Problem
Pick every line from the data that holds the word "innowacyjnej".

Material shown
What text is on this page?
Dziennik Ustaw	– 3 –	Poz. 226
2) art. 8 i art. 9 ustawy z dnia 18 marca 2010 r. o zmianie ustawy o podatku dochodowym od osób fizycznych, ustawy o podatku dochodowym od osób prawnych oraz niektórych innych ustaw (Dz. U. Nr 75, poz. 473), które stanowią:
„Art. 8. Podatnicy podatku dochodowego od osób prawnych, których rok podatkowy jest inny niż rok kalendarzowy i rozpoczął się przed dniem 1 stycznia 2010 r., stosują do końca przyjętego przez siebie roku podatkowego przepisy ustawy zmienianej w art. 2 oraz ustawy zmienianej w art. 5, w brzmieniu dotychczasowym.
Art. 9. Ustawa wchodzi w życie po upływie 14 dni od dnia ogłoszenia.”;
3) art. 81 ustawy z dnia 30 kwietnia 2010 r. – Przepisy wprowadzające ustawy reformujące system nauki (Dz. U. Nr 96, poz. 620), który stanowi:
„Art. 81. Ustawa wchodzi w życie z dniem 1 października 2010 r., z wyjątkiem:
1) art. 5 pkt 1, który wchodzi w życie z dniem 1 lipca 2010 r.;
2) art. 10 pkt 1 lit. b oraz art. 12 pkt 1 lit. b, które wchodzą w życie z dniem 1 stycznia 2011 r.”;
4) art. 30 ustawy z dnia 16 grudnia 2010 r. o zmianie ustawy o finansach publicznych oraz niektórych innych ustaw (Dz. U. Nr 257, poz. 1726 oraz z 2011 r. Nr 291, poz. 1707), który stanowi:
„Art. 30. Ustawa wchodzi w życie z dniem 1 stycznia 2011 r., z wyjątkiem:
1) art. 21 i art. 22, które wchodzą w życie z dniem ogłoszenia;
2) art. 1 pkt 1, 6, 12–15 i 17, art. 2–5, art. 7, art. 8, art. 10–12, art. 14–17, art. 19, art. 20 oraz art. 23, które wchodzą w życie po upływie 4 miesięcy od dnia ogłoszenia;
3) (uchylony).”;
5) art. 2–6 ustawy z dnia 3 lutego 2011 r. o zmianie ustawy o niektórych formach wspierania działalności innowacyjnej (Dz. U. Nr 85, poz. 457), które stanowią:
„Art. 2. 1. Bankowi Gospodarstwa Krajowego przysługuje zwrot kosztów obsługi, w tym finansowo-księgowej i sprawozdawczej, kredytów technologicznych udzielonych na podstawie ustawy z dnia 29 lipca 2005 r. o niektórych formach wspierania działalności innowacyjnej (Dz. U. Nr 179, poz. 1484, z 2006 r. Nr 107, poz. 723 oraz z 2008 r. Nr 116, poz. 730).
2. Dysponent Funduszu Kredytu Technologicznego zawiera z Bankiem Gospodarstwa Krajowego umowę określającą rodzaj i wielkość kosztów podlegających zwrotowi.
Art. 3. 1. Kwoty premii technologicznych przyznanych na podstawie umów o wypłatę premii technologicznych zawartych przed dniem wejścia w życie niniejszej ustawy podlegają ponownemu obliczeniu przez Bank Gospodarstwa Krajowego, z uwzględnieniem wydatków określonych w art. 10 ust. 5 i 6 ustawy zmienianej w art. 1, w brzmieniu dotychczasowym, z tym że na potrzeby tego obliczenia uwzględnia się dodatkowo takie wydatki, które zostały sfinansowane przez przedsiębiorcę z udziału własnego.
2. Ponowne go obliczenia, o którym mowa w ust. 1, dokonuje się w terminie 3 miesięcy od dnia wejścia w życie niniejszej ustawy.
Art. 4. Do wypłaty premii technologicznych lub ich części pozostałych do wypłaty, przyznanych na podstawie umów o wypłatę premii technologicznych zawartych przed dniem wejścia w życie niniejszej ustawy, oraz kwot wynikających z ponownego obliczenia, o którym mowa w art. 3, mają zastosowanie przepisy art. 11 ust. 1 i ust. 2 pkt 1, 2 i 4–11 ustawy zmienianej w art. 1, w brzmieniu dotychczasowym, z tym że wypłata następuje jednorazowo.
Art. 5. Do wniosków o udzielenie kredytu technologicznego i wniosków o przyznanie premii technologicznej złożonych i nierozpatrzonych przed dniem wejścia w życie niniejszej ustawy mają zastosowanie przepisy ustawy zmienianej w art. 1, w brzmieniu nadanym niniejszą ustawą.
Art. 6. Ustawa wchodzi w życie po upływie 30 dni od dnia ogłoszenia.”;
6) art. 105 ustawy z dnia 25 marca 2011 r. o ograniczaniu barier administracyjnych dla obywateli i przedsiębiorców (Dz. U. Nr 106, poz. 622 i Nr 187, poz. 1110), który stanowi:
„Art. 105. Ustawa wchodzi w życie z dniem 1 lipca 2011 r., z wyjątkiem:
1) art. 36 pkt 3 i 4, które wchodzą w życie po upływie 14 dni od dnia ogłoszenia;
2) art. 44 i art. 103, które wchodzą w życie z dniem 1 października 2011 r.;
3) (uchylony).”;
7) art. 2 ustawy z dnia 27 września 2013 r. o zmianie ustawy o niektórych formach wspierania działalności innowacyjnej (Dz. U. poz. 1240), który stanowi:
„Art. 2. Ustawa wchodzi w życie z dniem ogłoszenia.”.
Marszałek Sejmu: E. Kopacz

The reply
5) art. 2–6 ustawy z dnia 3 lutego 2011 r. o zmianie ustawy o niektórych formach wspierania działalności innowacyjnej (Dz. U. Nr 85, poz. 457), które stanowią:
„Art. 2. 1. Bankowi Gospodarstwa Krajowego przysługuje zwrot kosztów obsługi, w tym finansowo-księgowej i sprawozdawczej, kredytów technologicznych udzielonych na podstawie ustawy z dnia 29 lipca 2005 r. o niektórych formach wspierania działalności innowacyjnej (Dz. U. Nr 179, poz. 1484, z 2006 r. Nr 107, poz. 723 oraz z 2008 r. Nr 116, poz. 730).
7) art. 2 ustawy z dnia 27 września 2013 r. o zmianie ustawy o niektórych formach wspierania działalności innowacyjnej (Dz. U. poz. 1240), który stanowi:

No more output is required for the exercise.